- _Directive_:
Lines holding the string "fait" are the ones to copy; find them all in the data.

Dataset items
........
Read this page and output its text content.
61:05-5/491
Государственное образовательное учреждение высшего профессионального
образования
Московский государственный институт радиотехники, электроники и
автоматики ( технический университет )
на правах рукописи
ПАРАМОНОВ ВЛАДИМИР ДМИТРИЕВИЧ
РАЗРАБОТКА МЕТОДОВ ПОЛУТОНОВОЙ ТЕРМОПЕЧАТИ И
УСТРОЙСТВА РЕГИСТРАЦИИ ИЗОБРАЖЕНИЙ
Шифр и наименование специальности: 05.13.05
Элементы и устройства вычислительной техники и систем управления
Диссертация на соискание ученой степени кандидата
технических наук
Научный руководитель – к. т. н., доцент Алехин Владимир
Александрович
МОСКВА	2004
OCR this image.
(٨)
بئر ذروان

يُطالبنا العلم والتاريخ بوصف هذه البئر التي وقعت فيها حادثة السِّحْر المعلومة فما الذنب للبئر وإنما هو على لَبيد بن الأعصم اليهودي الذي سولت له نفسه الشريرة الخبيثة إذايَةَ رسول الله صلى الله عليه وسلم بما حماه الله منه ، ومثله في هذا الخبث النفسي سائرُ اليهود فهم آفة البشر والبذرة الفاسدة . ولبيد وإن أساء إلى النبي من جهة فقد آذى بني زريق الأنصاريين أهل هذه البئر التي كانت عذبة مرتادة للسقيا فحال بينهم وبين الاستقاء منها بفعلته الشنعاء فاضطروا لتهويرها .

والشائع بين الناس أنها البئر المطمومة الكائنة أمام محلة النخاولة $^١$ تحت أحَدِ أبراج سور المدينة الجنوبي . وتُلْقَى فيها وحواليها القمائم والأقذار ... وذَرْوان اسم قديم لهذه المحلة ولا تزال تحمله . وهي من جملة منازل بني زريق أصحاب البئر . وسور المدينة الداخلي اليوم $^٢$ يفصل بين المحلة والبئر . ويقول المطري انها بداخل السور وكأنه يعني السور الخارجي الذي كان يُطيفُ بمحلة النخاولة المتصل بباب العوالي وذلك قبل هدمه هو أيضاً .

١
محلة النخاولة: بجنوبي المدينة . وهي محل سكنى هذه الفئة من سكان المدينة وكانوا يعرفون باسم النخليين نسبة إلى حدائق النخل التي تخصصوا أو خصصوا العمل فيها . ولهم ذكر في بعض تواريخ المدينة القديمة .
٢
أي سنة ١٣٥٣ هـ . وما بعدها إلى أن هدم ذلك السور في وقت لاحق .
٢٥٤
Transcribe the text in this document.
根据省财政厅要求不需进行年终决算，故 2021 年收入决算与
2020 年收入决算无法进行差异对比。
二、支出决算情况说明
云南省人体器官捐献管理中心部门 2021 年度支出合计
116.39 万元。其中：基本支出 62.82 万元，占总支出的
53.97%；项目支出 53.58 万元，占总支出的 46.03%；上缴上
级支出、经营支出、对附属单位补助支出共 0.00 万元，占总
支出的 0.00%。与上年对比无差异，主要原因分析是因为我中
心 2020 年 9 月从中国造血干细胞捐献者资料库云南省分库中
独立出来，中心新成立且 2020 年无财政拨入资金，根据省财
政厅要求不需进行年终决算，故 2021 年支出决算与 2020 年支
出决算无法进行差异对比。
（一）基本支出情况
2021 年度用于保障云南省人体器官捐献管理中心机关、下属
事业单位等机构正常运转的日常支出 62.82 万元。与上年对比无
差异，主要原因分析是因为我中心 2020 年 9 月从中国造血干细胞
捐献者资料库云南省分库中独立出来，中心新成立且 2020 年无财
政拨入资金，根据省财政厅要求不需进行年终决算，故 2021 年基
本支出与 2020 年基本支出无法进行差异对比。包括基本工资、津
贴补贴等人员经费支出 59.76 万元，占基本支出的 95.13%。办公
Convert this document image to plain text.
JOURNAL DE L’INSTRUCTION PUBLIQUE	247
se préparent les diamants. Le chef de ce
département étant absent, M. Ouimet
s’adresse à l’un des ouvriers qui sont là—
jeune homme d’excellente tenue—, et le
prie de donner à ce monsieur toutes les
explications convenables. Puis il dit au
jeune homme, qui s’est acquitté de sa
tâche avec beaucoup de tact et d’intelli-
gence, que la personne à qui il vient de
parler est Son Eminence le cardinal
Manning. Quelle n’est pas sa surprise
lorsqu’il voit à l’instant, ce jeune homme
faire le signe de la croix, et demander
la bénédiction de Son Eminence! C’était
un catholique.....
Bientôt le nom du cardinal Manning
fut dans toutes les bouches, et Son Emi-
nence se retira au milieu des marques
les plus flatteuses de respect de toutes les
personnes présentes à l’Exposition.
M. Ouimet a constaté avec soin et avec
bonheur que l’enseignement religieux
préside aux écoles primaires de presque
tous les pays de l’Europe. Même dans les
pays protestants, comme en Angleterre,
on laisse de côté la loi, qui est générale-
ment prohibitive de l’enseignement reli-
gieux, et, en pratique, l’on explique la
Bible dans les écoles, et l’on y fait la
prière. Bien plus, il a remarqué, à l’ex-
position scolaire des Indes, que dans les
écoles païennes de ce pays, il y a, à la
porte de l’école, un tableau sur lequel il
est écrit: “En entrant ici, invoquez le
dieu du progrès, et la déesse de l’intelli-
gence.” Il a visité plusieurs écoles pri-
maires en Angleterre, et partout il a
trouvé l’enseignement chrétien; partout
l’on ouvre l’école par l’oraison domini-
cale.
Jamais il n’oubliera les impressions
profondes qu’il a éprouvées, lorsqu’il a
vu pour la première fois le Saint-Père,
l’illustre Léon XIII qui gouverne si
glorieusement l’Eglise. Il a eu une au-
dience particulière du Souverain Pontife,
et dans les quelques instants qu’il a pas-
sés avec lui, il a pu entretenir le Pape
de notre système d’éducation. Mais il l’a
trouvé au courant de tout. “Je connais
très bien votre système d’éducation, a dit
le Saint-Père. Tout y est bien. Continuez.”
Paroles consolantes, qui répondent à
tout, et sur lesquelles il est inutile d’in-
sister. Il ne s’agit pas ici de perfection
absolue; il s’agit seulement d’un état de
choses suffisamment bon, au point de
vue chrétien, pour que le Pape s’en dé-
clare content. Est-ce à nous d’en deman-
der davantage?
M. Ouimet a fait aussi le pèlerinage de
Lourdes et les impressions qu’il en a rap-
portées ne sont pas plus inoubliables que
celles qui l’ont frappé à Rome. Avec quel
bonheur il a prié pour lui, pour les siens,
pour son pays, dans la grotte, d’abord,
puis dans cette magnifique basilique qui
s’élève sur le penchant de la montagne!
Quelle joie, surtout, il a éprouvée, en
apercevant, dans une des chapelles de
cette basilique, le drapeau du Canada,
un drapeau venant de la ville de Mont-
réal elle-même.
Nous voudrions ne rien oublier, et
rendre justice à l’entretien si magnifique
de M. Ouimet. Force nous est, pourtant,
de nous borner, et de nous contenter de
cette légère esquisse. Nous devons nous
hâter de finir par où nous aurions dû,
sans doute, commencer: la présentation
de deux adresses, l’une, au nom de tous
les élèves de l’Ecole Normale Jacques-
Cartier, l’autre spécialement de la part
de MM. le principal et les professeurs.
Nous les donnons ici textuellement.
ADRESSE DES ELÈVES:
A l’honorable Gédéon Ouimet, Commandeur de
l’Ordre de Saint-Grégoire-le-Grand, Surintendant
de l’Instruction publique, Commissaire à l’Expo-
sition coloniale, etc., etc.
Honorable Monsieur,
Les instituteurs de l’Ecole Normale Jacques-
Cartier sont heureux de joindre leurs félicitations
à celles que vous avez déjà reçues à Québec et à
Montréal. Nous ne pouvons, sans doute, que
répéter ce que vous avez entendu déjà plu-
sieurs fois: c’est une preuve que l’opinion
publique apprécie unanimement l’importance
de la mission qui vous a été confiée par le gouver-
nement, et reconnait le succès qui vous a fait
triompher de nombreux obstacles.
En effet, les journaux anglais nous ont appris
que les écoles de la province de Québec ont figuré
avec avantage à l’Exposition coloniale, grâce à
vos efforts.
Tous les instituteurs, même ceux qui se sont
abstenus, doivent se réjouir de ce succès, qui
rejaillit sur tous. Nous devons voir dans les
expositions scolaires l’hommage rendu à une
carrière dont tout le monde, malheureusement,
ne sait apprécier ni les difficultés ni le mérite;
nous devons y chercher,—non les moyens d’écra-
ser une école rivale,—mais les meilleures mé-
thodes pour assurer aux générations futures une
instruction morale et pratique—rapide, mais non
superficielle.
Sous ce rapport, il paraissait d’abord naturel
........
- _Output of the exercise_:
Bible dans les écoles, et l’on y fait la
M. Ouimet a fait aussi le pèlerinage de
nement, et reconnait le succès qui vous a fait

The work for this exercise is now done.